> _DATA SUPPLIED_:
[start]
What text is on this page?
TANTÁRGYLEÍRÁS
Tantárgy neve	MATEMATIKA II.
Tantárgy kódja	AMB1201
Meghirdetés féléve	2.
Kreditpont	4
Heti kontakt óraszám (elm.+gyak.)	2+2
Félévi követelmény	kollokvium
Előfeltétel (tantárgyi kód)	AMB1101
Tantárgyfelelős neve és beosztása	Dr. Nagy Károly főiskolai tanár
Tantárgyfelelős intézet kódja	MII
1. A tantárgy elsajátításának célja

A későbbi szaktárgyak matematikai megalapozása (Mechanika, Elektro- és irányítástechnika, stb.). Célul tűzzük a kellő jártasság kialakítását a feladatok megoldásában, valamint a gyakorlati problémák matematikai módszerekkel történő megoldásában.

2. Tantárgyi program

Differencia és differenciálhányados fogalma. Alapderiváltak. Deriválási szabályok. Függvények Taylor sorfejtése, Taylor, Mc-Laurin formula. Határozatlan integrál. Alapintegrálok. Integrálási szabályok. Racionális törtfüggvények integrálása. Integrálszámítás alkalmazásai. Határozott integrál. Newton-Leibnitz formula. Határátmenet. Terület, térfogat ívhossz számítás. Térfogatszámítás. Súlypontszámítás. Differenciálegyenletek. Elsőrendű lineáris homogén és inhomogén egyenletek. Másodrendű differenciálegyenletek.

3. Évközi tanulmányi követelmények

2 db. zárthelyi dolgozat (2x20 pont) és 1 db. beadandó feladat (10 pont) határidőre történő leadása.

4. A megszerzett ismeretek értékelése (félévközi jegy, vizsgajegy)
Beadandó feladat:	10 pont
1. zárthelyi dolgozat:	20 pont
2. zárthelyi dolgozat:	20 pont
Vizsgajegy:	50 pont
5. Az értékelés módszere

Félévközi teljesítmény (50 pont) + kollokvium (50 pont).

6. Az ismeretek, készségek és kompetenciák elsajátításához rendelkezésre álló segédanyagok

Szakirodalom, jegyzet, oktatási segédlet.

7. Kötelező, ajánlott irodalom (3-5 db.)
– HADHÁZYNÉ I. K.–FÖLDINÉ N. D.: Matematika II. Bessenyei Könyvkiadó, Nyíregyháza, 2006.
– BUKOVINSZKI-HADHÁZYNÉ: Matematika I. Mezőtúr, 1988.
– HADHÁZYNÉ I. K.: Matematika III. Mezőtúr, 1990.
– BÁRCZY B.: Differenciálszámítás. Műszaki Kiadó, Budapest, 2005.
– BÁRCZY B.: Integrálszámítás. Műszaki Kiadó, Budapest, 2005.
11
[end]
> _GIVEN REQUEST_:
Copy down the whole of the data above, matching it exactly.

> _SOLUTION_:
What text is on this page?
TANTÁRGYLEÍRÁS
Tantárgy neve	MATEMATIKA II.
Tantárgy kódja	AMB1201
Meghirdetés féléve	2.
Kreditpont	4
Heti kontakt óraszám (elm.+gyak.)	2+2
Félévi követelmény	kollokvium
Előfeltétel (tantárgyi kód)	AMB1101
Tantárgyfelelős neve és beosztása	Dr. Nagy Károly főiskolai tanár
Tantárgyfelelős intézet kódja	MII
1. A tantárgy elsajátításának célja

A későbbi szaktárgyak matematikai megalapozása (Mechanika, Elektro- és irányítástechnika, stb.). Célul tűzzük a kellő jártasság kialakítását a feladatok megoldásában, valamint a gyakorlati problémák matematikai módszerekkel történő megoldásában.

2. Tantárgyi program

Differencia és differenciálhányados fogalma. Alapderiváltak. Deriválási szabályok. Függvények Taylor sorfejtése, Taylor, Mc-Laurin formula. Határozatlan integrál. Alapintegrálok. Integrálási szabályok. Racionális törtfüggvények integrálása. Integrálszámítás alkalmazásai. Határozott integrál. Newton-Leibnitz formula. Határátmenet. Terület, térfogat ívhossz számítás. Térfogatszámítás. Súlypontszámítás. Differenciálegyenletek. Elsőrendű lineáris homogén és inhomogén egyenletek. Másodrendű differenciálegyenletek.

3. Évközi tanulmányi követelmények

2 db. zárthelyi dolgozat (2x20 pont) és 1 db. beadandó feladat (10 pont) határidőre történő leadása.

4. A megszerzett ismeretek értékelése (félévközi jegy, vizsgajegy)
Beadandó feladat:	10 pont
1. zárthelyi dolgozat:	20 pont
2. zárthelyi dolgozat:	20 pont
Vizsgajegy:	50 pont
5. Az értékelés módszere

Félévközi teljesítmény (50 pont) + kollokvium (50 pont).

6. Az ismeretek, készségek és kompetenciák elsajátításához rendelkezésre álló segédanyagok

Szakirodalom, jegyzet, oktatási segédlet.

7. Kötelező, ajánlott irodalom (3-5 db.)
– HADHÁZYNÉ I. K.–FÖLDINÉ N. D.: Matematika II. Bessenyei Könyvkiadó, Nyíregyháza, 2006.
– BUKOVINSZKI-HADHÁZYNÉ: Matematika I. Mezőtúr, 1988.
– HADHÁZYNÉ I. K.: Matematika III. Mezőtúr, 1990.
– BÁRCZY B.: Differenciálszámítás. Műszaki Kiadó, Budapest, 2005.
– BÁRCZY B.: Integrálszámítás. Műszaki Kiadó, Budapest, 2005.
11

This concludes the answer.